Given problem - Show every line in the records below that contains the word "Precipitation".

Figure contents as structured data
* start *
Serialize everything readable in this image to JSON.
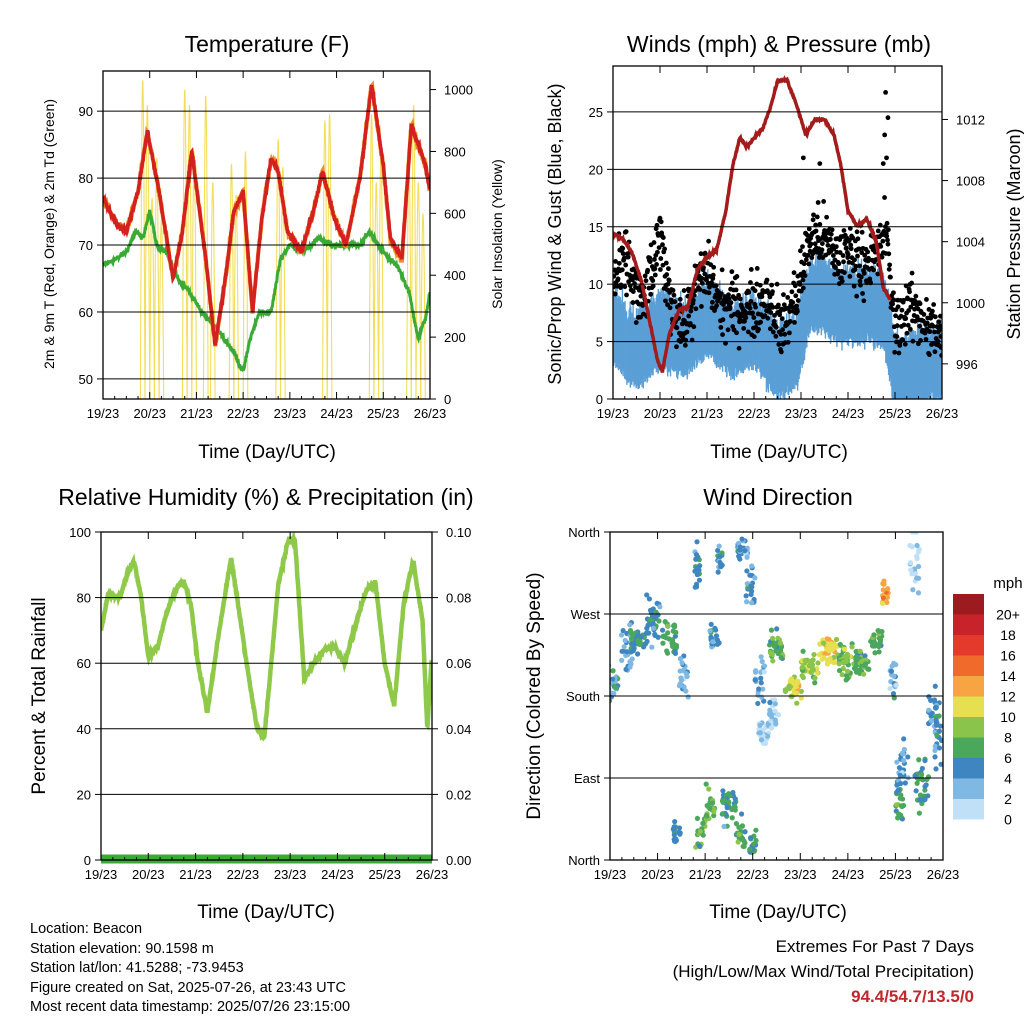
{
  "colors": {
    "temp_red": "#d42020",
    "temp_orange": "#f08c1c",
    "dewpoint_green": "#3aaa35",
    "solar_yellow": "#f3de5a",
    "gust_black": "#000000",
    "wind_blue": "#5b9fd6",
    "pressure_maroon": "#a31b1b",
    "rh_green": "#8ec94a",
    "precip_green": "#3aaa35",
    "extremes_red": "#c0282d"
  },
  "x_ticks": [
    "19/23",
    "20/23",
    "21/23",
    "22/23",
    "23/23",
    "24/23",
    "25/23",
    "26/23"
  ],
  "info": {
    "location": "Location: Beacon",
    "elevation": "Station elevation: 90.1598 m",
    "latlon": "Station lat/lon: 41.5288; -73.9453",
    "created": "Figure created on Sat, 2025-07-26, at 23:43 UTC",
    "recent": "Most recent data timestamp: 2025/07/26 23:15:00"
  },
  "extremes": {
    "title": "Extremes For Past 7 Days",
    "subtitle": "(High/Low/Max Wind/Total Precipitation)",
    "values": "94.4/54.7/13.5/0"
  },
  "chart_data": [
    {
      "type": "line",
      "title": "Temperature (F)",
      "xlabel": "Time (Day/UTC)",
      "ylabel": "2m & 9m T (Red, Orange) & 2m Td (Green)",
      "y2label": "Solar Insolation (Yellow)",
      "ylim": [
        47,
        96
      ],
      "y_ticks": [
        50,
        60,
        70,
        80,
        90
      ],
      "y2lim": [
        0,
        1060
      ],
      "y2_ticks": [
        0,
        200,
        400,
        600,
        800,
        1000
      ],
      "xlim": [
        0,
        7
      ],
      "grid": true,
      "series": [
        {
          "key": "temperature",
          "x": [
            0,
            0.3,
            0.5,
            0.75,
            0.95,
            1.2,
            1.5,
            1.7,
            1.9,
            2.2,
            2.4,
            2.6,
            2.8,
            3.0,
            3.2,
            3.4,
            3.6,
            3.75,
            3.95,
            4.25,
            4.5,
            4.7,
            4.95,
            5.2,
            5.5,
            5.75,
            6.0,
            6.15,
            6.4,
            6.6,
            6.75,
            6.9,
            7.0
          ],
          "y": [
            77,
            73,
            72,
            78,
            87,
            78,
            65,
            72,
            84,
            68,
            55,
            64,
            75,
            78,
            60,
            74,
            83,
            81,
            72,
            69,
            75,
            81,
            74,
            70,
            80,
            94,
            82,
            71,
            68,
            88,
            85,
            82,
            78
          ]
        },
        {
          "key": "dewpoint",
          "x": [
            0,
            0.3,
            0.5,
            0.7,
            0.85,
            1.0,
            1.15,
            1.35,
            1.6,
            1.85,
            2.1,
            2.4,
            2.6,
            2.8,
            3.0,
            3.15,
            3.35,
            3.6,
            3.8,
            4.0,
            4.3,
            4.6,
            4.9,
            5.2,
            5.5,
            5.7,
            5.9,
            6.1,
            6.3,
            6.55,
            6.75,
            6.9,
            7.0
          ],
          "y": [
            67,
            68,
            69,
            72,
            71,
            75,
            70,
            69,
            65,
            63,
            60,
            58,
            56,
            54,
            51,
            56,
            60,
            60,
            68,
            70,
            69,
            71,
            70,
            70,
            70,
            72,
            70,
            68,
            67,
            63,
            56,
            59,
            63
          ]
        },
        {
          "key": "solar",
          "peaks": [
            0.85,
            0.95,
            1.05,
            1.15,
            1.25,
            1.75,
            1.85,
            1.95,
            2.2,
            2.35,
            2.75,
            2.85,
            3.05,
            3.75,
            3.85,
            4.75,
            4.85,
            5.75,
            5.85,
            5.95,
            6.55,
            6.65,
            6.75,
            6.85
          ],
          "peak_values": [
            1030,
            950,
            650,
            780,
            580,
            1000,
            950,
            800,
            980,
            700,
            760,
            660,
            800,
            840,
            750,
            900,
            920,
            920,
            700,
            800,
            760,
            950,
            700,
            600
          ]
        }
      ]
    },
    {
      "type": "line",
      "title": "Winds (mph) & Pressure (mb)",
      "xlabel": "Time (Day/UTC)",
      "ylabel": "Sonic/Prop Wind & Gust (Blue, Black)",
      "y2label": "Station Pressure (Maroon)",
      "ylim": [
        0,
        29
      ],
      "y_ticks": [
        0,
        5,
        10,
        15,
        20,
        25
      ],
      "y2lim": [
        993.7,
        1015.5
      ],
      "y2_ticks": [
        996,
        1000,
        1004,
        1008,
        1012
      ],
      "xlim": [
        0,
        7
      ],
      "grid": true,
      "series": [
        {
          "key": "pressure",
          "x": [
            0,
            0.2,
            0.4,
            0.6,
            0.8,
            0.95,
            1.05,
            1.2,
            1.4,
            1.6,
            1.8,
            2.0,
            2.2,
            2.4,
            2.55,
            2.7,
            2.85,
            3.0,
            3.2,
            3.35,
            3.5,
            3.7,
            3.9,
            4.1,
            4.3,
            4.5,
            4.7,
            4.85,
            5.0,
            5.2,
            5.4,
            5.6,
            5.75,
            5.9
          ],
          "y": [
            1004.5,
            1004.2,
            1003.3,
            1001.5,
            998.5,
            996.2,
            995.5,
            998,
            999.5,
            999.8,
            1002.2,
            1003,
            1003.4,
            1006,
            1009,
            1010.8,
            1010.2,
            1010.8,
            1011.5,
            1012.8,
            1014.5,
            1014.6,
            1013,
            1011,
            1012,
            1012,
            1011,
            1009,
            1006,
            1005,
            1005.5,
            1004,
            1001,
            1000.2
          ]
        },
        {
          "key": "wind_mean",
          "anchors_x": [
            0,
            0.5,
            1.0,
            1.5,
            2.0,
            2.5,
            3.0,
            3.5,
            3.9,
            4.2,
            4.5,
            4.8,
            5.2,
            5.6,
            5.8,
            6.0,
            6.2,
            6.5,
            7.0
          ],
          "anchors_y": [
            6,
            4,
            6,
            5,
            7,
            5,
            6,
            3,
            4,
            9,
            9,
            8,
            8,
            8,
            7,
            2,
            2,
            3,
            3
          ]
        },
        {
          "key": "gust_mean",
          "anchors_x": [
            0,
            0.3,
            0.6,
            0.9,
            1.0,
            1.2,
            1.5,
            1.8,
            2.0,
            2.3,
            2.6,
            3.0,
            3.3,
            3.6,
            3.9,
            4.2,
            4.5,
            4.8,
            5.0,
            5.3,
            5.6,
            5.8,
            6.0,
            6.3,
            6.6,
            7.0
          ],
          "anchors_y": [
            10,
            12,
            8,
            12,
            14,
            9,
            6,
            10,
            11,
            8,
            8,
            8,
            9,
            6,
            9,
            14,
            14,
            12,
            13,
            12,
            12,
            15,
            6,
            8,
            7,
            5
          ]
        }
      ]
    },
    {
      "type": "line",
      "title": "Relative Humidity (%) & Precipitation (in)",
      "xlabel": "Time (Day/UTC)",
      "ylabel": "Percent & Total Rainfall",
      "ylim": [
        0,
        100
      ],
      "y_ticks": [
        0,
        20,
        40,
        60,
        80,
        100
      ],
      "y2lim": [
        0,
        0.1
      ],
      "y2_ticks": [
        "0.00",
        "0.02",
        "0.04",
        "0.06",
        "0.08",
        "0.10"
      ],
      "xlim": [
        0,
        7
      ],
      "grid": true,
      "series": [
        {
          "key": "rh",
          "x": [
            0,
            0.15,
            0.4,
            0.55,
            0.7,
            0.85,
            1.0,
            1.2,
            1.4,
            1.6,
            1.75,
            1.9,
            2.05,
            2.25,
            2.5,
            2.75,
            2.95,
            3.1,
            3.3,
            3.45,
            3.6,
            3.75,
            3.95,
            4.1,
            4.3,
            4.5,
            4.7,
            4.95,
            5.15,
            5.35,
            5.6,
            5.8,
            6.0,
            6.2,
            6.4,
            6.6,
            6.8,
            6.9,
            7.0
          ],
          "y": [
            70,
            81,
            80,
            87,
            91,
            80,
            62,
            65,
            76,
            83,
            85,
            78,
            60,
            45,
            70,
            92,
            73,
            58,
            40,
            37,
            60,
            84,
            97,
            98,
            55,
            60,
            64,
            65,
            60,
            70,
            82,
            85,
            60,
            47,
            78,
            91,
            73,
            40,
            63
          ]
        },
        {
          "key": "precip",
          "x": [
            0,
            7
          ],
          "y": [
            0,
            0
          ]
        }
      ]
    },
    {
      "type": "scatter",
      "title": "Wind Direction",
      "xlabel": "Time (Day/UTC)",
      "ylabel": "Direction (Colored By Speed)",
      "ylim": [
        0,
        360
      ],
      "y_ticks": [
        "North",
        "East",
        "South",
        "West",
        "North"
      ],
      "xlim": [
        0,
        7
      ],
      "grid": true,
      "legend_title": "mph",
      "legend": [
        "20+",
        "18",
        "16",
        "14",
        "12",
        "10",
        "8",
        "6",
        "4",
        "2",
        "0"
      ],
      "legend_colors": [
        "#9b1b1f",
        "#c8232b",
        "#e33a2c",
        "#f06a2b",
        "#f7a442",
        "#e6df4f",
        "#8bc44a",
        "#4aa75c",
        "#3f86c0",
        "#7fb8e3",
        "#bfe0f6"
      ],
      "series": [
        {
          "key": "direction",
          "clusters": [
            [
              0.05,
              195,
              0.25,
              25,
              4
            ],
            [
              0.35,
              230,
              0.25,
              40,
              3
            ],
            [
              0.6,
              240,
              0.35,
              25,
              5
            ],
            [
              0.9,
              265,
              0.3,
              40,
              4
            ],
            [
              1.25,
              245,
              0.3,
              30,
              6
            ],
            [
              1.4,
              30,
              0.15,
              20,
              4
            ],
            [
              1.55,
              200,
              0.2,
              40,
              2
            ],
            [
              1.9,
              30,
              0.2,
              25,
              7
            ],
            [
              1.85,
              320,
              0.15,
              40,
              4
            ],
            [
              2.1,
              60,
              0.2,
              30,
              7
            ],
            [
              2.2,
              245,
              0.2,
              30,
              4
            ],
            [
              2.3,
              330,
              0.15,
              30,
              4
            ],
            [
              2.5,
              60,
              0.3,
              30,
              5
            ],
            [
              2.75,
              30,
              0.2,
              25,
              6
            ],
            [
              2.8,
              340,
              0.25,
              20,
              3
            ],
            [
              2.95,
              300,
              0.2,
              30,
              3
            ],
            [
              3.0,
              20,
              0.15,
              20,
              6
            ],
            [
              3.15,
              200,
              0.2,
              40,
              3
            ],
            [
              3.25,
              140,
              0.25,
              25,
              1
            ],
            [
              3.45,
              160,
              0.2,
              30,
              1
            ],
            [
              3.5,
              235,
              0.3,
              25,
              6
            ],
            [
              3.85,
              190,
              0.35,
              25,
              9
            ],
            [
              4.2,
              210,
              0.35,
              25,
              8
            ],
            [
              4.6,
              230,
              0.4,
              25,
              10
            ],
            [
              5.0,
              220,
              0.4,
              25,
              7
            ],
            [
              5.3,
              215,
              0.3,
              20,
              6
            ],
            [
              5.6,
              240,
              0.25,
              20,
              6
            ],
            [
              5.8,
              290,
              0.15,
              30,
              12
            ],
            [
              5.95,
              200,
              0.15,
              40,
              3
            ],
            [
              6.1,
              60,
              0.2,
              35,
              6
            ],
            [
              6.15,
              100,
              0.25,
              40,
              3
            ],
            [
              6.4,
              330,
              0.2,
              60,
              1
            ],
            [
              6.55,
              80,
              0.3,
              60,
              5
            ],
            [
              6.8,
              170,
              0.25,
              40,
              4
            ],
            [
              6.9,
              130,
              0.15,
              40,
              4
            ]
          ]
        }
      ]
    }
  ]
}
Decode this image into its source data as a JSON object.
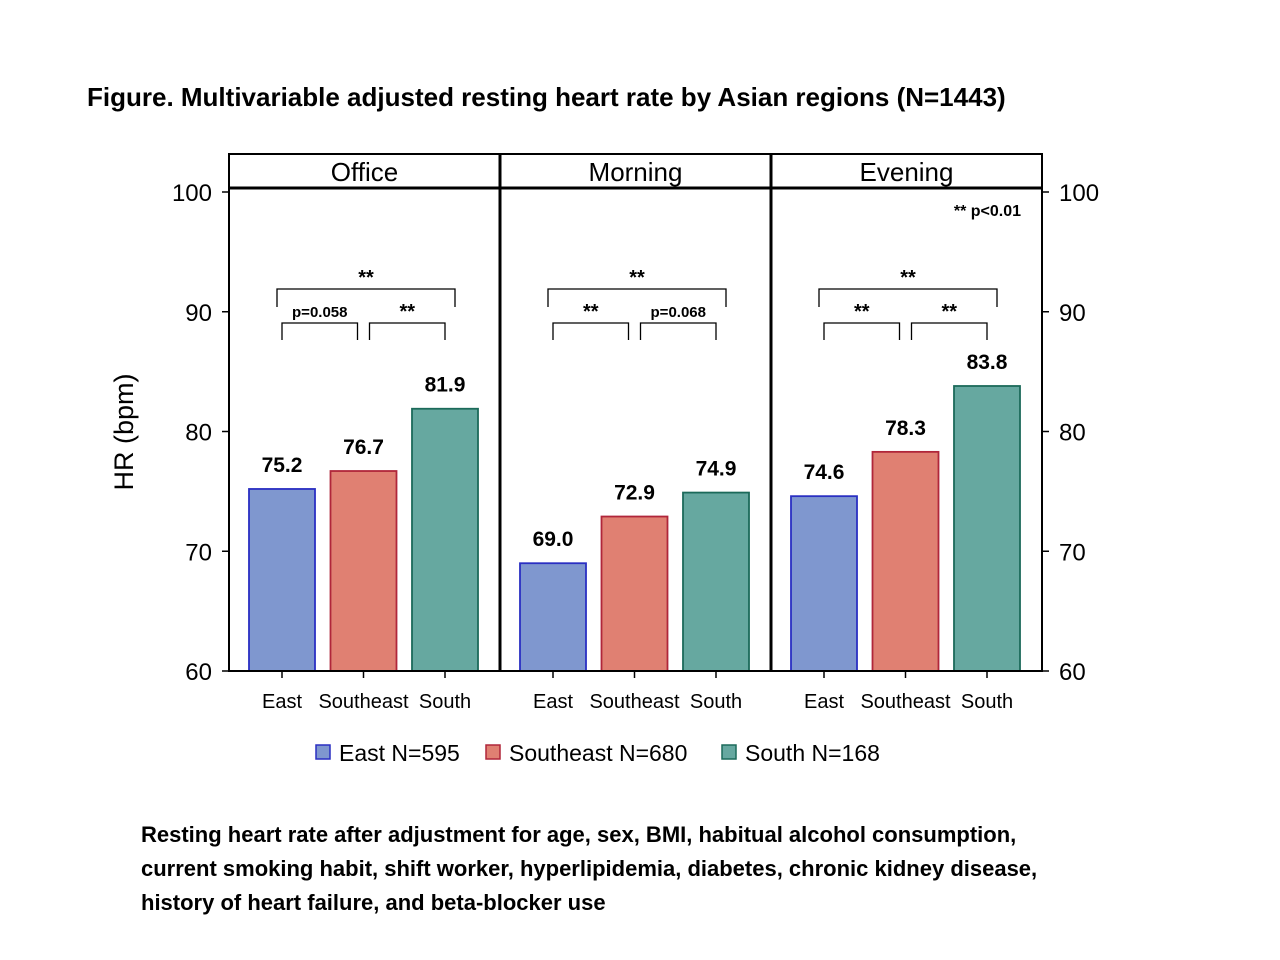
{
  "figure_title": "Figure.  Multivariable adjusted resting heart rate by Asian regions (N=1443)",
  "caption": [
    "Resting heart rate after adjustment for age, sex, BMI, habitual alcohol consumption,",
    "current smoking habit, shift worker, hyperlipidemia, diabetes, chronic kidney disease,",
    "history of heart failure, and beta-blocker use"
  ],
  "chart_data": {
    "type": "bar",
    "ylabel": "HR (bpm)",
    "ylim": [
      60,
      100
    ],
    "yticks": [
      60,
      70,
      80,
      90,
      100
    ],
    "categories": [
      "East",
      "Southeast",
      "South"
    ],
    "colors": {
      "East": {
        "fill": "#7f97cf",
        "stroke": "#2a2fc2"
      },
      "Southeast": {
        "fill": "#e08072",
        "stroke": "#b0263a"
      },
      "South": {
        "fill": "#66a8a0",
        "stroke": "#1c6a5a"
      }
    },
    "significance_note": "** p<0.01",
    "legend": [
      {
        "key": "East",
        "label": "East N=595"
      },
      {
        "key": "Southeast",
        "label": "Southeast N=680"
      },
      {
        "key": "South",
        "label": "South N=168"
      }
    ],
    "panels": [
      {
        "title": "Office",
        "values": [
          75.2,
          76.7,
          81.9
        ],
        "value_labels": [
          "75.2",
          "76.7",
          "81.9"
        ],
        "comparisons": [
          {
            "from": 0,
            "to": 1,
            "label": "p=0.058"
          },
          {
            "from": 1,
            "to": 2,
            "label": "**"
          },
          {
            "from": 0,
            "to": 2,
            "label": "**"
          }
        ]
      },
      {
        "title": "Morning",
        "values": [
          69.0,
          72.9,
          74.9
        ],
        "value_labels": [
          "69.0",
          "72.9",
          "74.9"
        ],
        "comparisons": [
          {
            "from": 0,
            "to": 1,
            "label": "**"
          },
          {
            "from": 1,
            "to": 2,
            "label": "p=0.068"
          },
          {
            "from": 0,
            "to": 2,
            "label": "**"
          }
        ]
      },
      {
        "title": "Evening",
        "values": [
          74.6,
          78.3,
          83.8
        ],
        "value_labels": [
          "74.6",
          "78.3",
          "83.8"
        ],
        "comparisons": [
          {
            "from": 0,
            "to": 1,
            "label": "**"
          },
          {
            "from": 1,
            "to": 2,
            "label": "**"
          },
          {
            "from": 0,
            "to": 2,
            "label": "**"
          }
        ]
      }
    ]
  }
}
* end *
Exercise solution -
    "subtitle": "(High/Low/Max Wind/Total Precipitation)",
      "title": "Relative Humidity (%) & Precipitation (in)",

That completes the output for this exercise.